==== Provided text

Summer, books and Addictive Summer Reads Event blog hop

There’s something to be said for spending a lazy summer day immersed in a gripping intense story, with a pitcher of something cool by your side and housework and other demands of daily life put on a standby mode. *sigh* summer was meant to be spent this way, not doing yucky things like work or housework or even keyboard work. Don’t you agree?

Well, talking of books, there are summer giveaways going on and an exciting one is just a scroll down away. Check out the Addictive Summer Reads blog hop. A lot of cool giveaways await you and what’s more, prizes from the Addictive Reads authors total over a $100 in gift cards. An awesome range of discounted and free books from a variety of genres make it an interesting mix.





The Blog hop is from 27th – 30th June, so make sure you don’t miss it.

Here’s the link  Check it out.

In my news, I’ve been working on the final edits of Tahir and Samara’s story. I’ve been getting great input from writer friends and it makes me realize yet again that anything you do is never just your own effort but many many people have their input in making your project – dream- come true. A thank you just doesn’t seem adequate but that’s the only way to express what I feel, so a big thank you. You know who you are. Wishing all of you a cool summer. Wish me luck for the forthcoming launch of my book. It’s still some time away but I can use all the wishes I can gather both for the psychological energy boost as well as to make positive all the random factors in universe which watch over things.

========

• Prompt 1: In the records, reproduce each line starting with the one containing "legend-swatch-3 xyxy=(631,443,642,454)" and continuing through the one containing "legend-label-0: RZ2 Intake", both included.
The records that come next are unrelated to the text.

==== Records supplied

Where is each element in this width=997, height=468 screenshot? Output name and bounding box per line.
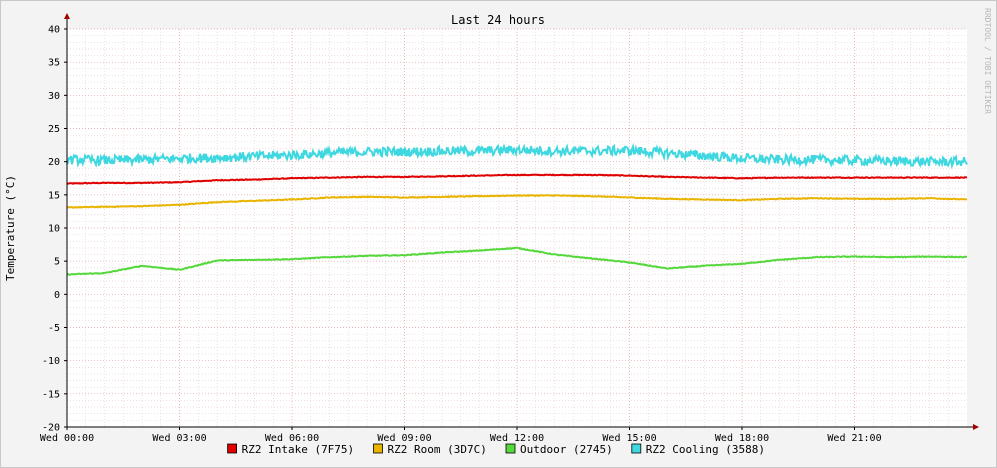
legend-swatch-3 xyxy=(631,443,642,454)
legend-label-3: RZ2 Cooling (3588) xyxy=(646,443,765,456)
x-tick-label: Wed 12:00 xyxy=(490,433,544,444)
x-tick-label: Wed 09:00 xyxy=(377,433,431,444)
series-line-3 xyxy=(66,142,968,170)
legend-swatch-2 xyxy=(505,443,516,454)
legend-label-2: Outdoor (2745) xyxy=(520,443,613,456)
x-axis-arrow xyxy=(973,424,979,430)
x-tick-label: Wed 00:00 xyxy=(40,433,94,444)
y-tick-label: 20 xyxy=(48,157,60,168)
legend-label-0: RZ2 Intake (7F75) xyxy=(242,443,355,456)
y-axis-arrow xyxy=(64,13,70,19)
watermark-text: RRDTOOL / TOBI OETIKER xyxy=(983,8,992,114)
y-tick-label: -5 xyxy=(48,323,60,334)
x-tick-labels: Wed 00:00 Wed 03:00 Wed 06:00 Wed 09:00 Wed … xyxy=(40,433,882,444)
y-tick-label: 30 xyxy=(48,91,60,102)
x-tick-label: Wed 21:00 xyxy=(827,433,881,444)
series-line-2 xyxy=(67,246,967,276)
x-tick-label: Wed 06:00 xyxy=(265,433,319,444)
major-grid xyxy=(66,28,967,428)
chart-title: Last 24 hours xyxy=(451,13,545,27)
y-tick-label: 40 xyxy=(48,25,60,36)
series-layer xyxy=(66,142,968,276)
y-tick-label: -10 xyxy=(42,356,60,367)
y-tick-label: 10 xyxy=(48,224,60,235)
y-tick-label: 35 xyxy=(48,58,60,69)
series-line-0 xyxy=(66,173,968,185)
legend: RZ2 Intake (7F75) RZ2 Room (3D7C) Outdoor … xyxy=(227,443,765,456)
y-axis-label: Temperature (°C) xyxy=(4,175,17,281)
series-line-1 xyxy=(66,193,968,209)
legend-swatch-0 xyxy=(227,443,238,454)
legend-swatch-1 xyxy=(373,443,383,454)
y-tick-label: 5 xyxy=(54,257,60,268)
y-tick-label: 15 xyxy=(48,190,60,201)
x-tick-label: Wed 03:00 xyxy=(152,433,206,444)
x-tick-label: Wed 15:00 xyxy=(602,433,656,444)
y-tick-label: 25 xyxy=(48,124,60,135)
axes xyxy=(64,13,979,430)
legend-label-1: RZ2 Room (3D7C) xyxy=(388,443,487,456)
x-tick-label: Wed 18:00 xyxy=(715,433,769,444)
y-tick-label: -15 xyxy=(42,389,60,400)
y-tick-labels: -20 -15 -10 -5 0 5 10 15 20 25 30 35 40 xyxy=(42,25,60,434)
y-tick-label: -20 xyxy=(42,423,60,434)
y-tick-label: 0 xyxy=(54,290,60,301)
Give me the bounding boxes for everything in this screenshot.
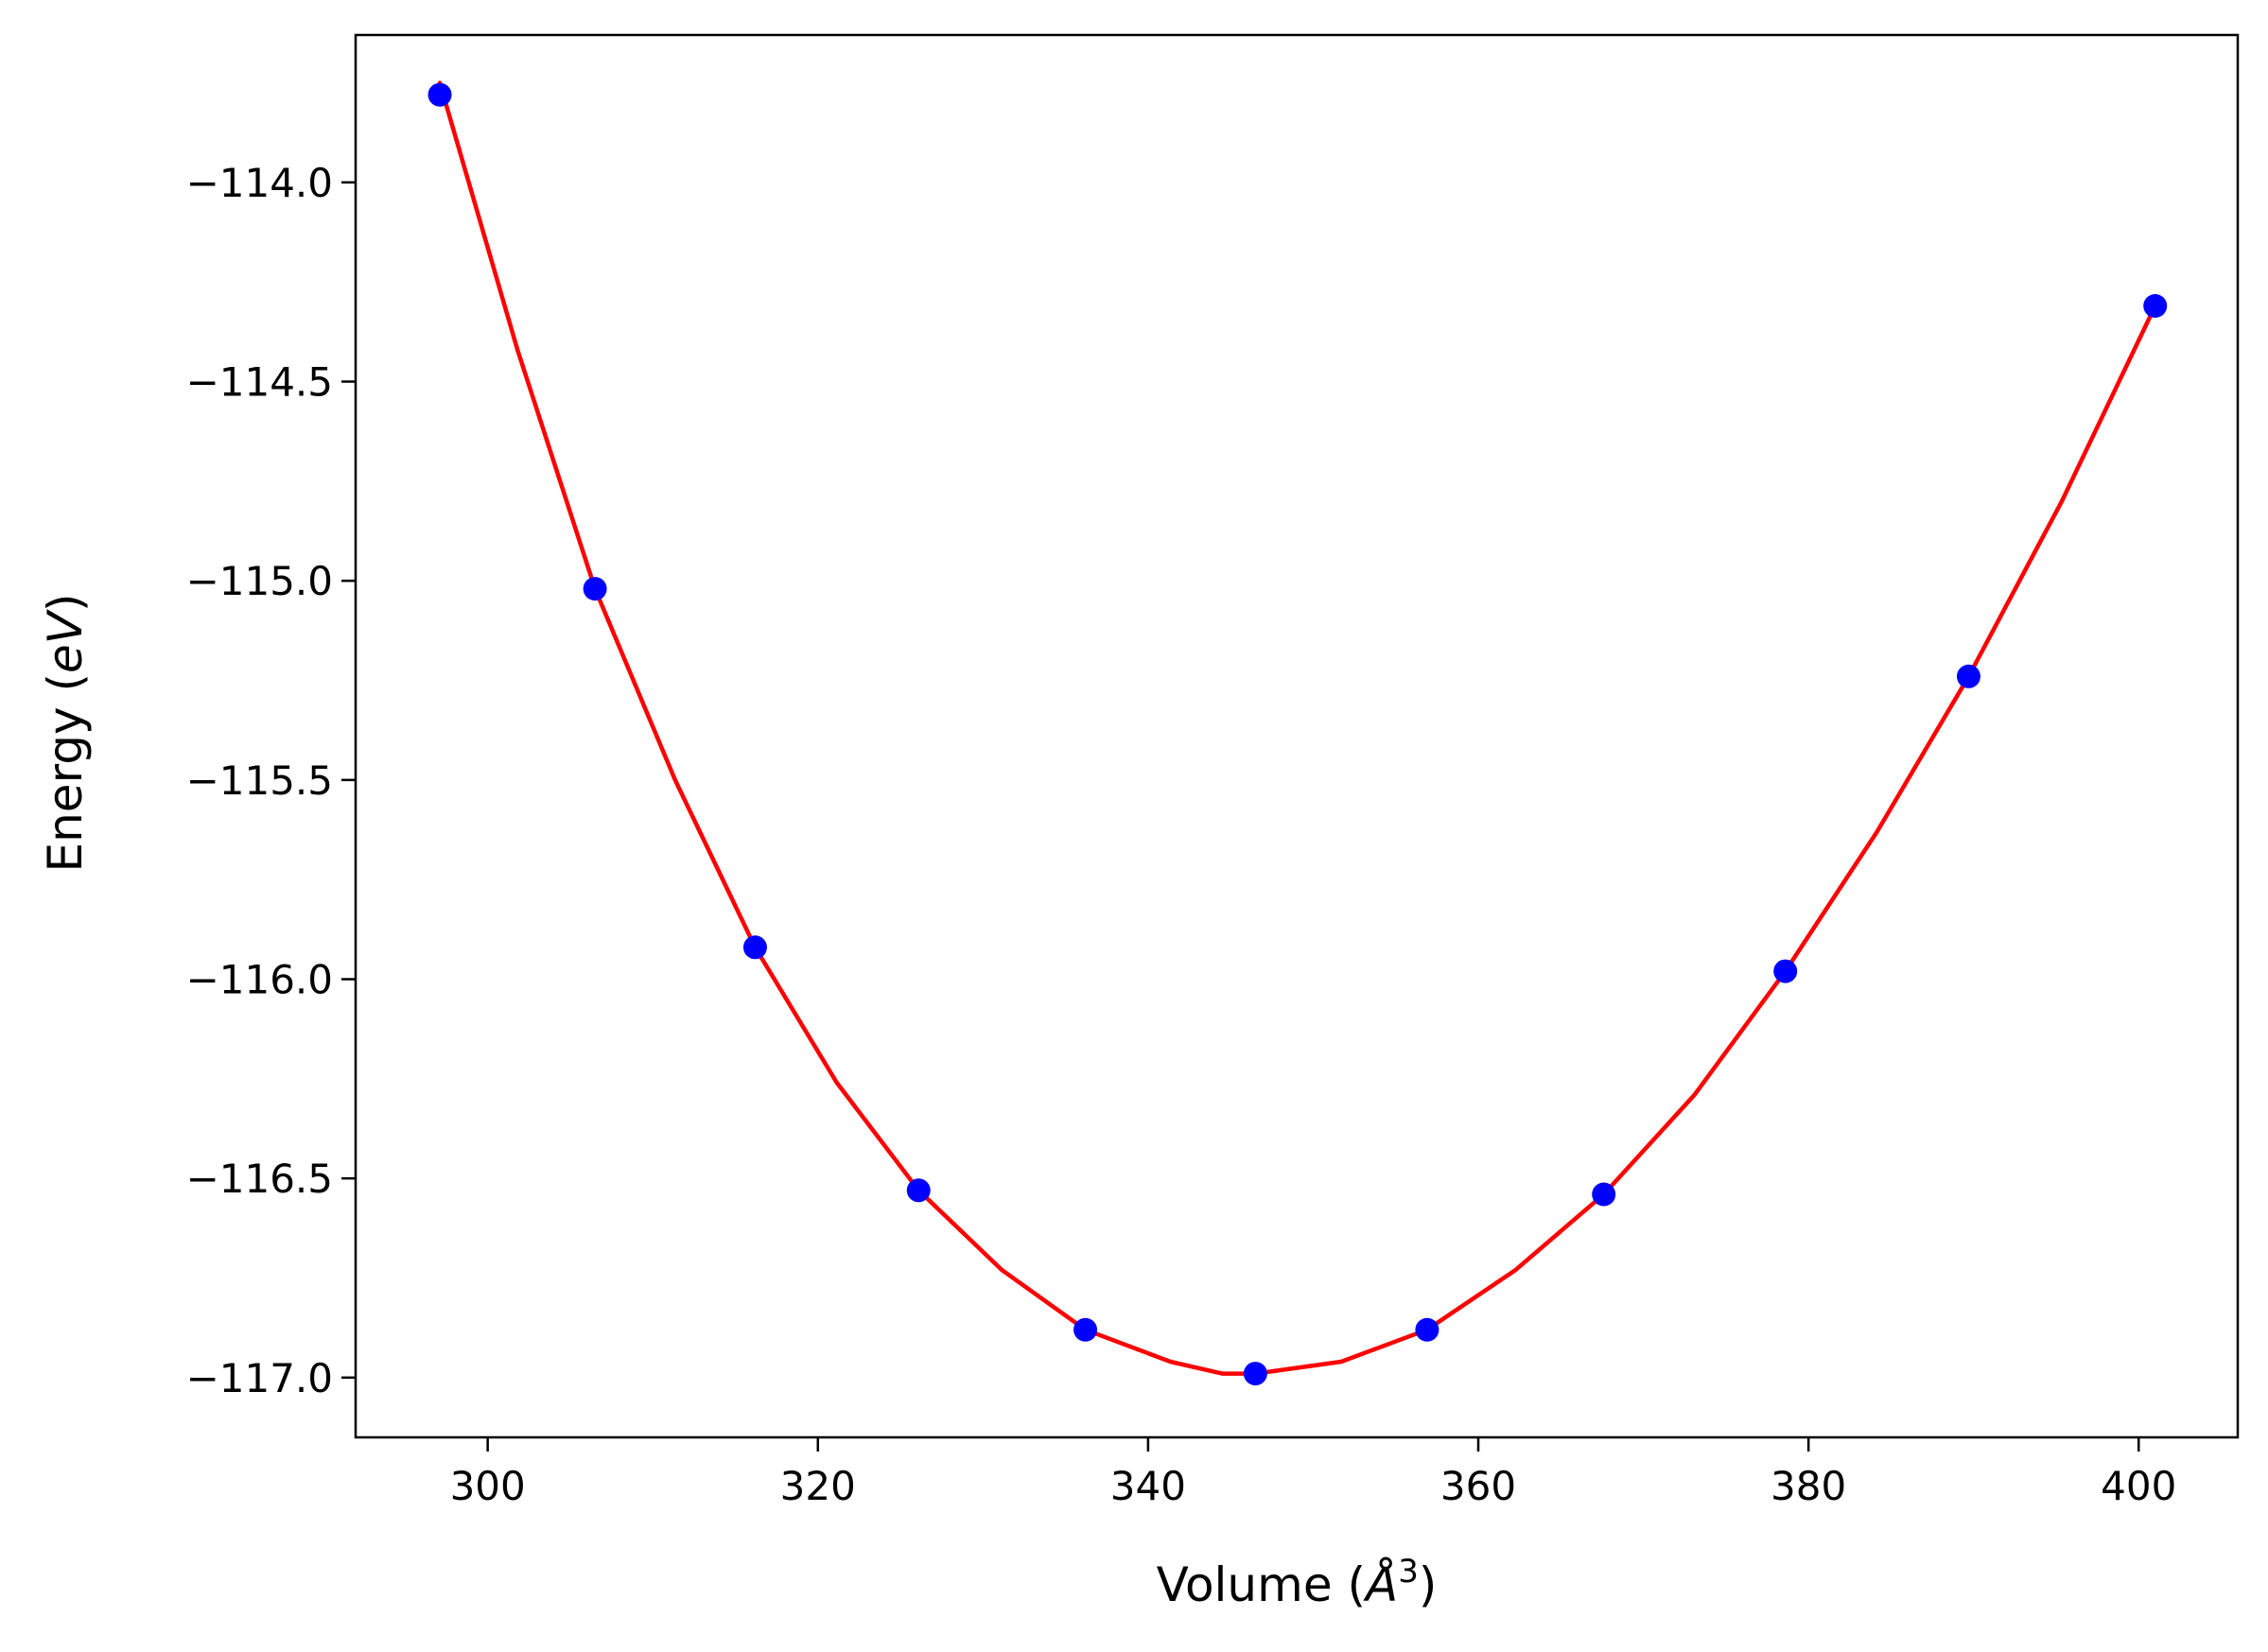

========

• Prompt 2: Write out the entire text about summer reading and the Addictive Summer Reads blog hop, word for word.

• Exercise answer 1:
legend-swatch-3 xyxy=(631,443,642,454)
legend-label-3: RZ2 Cooling (3588) xyxy=(646,443,765,456)
x-tick-label: Wed 12:00 xyxy=(490,433,544,444)
x-tick-label: Wed 09:00 xyxy=(377,433,431,444)
series-line-3 xyxy=(66,142,968,170)
legend-swatch-2 xyxy=(505,443,516,454)
legend-label-2: Outdoor (2745) xyxy=(520,443,613,456)
x-axis-arrow xyxy=(973,424,979,430)
x-tick-label: Wed 00:00 xyxy=(40,433,94,444)
y-tick-label: 20 xyxy=(48,157,60,168)
legend-label-0: RZ2 Intake (7F75) xyxy=(242,443,355,456)

• Exercise answer 2:
Summer, books and Addictive Summer Reads Event blog hop

There’s something to be said for spending a lazy summer day immersed in a gripping intense story, with a pitcher of something cool by your side and housework and other demands of daily life put on a standby mode. *sigh* summer was meant to be spent this way, not doing yucky things like work or housework or even keyboard work. Don’t you agree?

Well, talking of books, there are summer giveaways going on and an exciting one is just a scroll down away. Check out the Addictive Summer Reads blog hop. A lot of cool giveaways await you and what’s more, prizes from the Addictive Reads authors total over a $100 in gift cards. An awesome range of discounted and free books from a variety of genres make it an interesting mix.





The Blog hop is from 27th – 30th June, so make sure you don’t miss it.

Here’s the link  Check it out.

In my news, I’ve been working on the final edits of Tahir and Samara’s story. I’ve been getting great input from writer friends and it makes me realize yet again that anything you do is never just your own effort but many many people have their input in making your project – dream- come true. A thank you just doesn’t seem adequate but that’s the only way to express what I feel, so a big thank you. You know who you are. Wishing all of you a cool summer. Wish me luck for the forthcoming launch of my book. It’s still some time away but I can use all the wishes I can gather both for the psychological energy boost as well as to make positive all the random factors in universe which watch over things.